YOUR TASK:
Go through the entries and say how many lines contain the string "title". The number is the whole answer.

DATASET ENTRIES:
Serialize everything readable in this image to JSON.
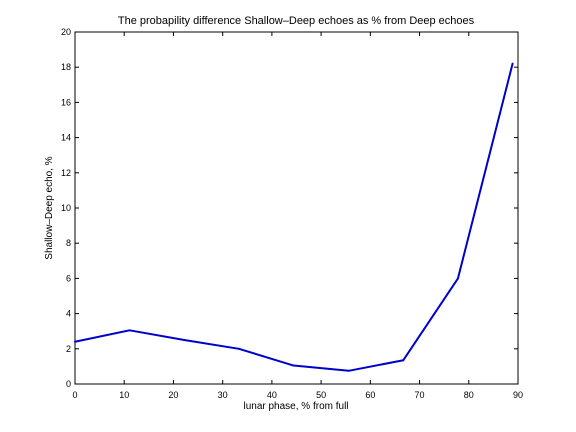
{
  "chart_data": {
    "type": "line",
    "title": "The probapility difference Shallow–Deep echoes as % from Deep echoes",
    "xlabel": "lunar phase, % from full",
    "ylabel": "Shallow–Deep echo, %",
    "xlim": [
      0,
      90
    ],
    "ylim": [
      0,
      20
    ],
    "xticks": [
      0,
      10,
      20,
      30,
      40,
      50,
      60,
      70,
      80,
      90
    ],
    "yticks": [
      0,
      2,
      4,
      6,
      8,
      10,
      12,
      14,
      16,
      18,
      20
    ],
    "grid": false,
    "series": [
      {
        "color": "#0000cc",
        "x": [
          0,
          11.1,
          22.2,
          33.3,
          44.4,
          55.6,
          66.7,
          77.8,
          88.9
        ],
        "y": [
          2.4,
          3.05,
          2.5,
          2.0,
          1.05,
          0.75,
          1.35,
          6.0,
          18.2
        ]
      }
    ]
  }
}
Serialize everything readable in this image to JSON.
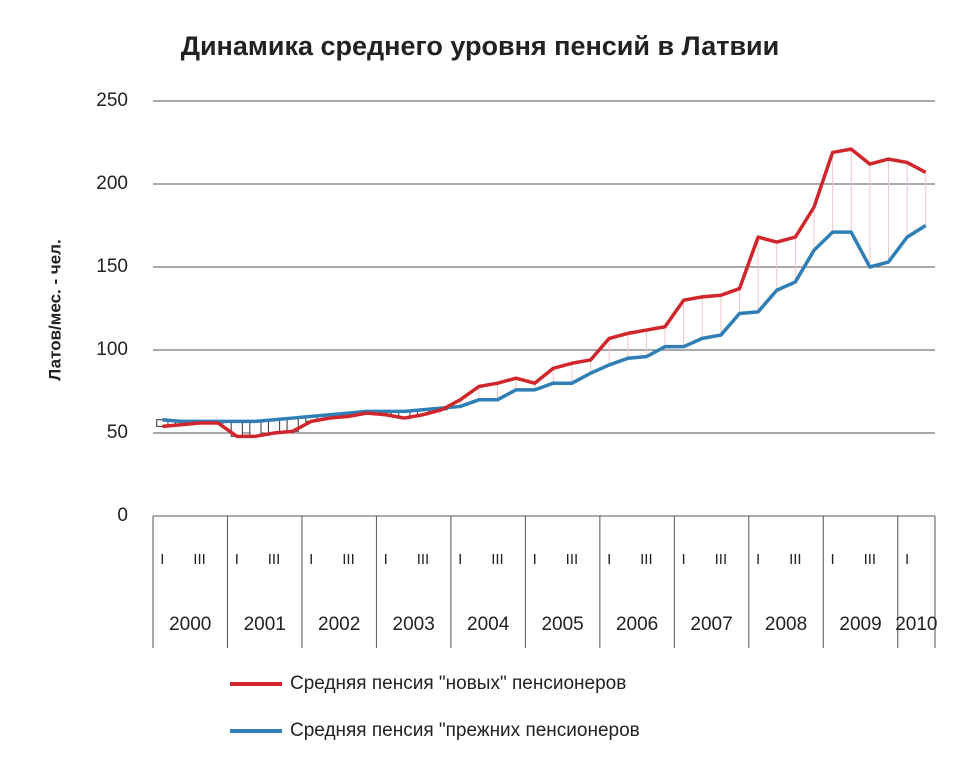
{
  "chart_data": {
    "type": "line",
    "title": "Динамика среднего уровня пенсий в Латвии",
    "y_label": "Латов/мес. - чел.",
    "categories": [
      "I",
      null,
      "III",
      null,
      "I",
      null,
      "III",
      null,
      "I",
      null,
      "III",
      null,
      "I",
      null,
      "III",
      null,
      "I",
      null,
      "III",
      null,
      "I",
      null,
      "III",
      null,
      "I",
      null,
      "III",
      null,
      "I",
      null,
      "III",
      null,
      "I",
      null,
      "III",
      null,
      "I",
      null,
      "III",
      null,
      "I",
      null
    ],
    "year_groups": [
      {
        "label": "2000",
        "count": 4
      },
      {
        "label": "2001",
        "count": 4
      },
      {
        "label": "2002",
        "count": 4
      },
      {
        "label": "2003",
        "count": 4
      },
      {
        "label": "2004",
        "count": 4
      },
      {
        "label": "2005",
        "count": 4
      },
      {
        "label": "2006",
        "count": 4
      },
      {
        "label": "2007",
        "count": 4
      },
      {
        "label": "2008",
        "count": 4
      },
      {
        "label": "2009",
        "count": 4
      },
      {
        "label": "2010",
        "count": 2
      }
    ],
    "series": [
      {
        "name": "Средняя пенсия \"новых\"  пенсионеров",
        "color": "#d0262b",
        "values": [
          54,
          55,
          56,
          56,
          48,
          48,
          50,
          51,
          57,
          59,
          60,
          62,
          61,
          59,
          61,
          64,
          70,
          78,
          80,
          83,
          80,
          89,
          92,
          94,
          107,
          110,
          112,
          114,
          130,
          132,
          133,
          137,
          168,
          165,
          168,
          186,
          219,
          221,
          212,
          215,
          213,
          207
        ]
      },
      {
        "name": "Средняя пенсия \"прежних пенсионеров",
        "color": "#2f7fb6",
        "values": [
          58,
          57,
          57,
          57,
          57,
          57,
          58,
          59,
          60,
          61,
          62,
          63,
          63,
          63,
          64,
          65,
          66,
          70,
          70,
          76,
          76,
          80,
          80,
          86,
          91,
          95,
          96,
          102,
          102,
          107,
          109,
          122,
          123,
          136,
          141,
          160,
          171,
          171,
          150,
          153,
          168,
          175
        ]
      }
    ],
    "ylim": [
      0,
      250
    ],
    "yticks": [
      0,
      50,
      100,
      150,
      200,
      250
    ],
    "grid": true
  }
}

RESPONSE TO THIS EXERCISE:
2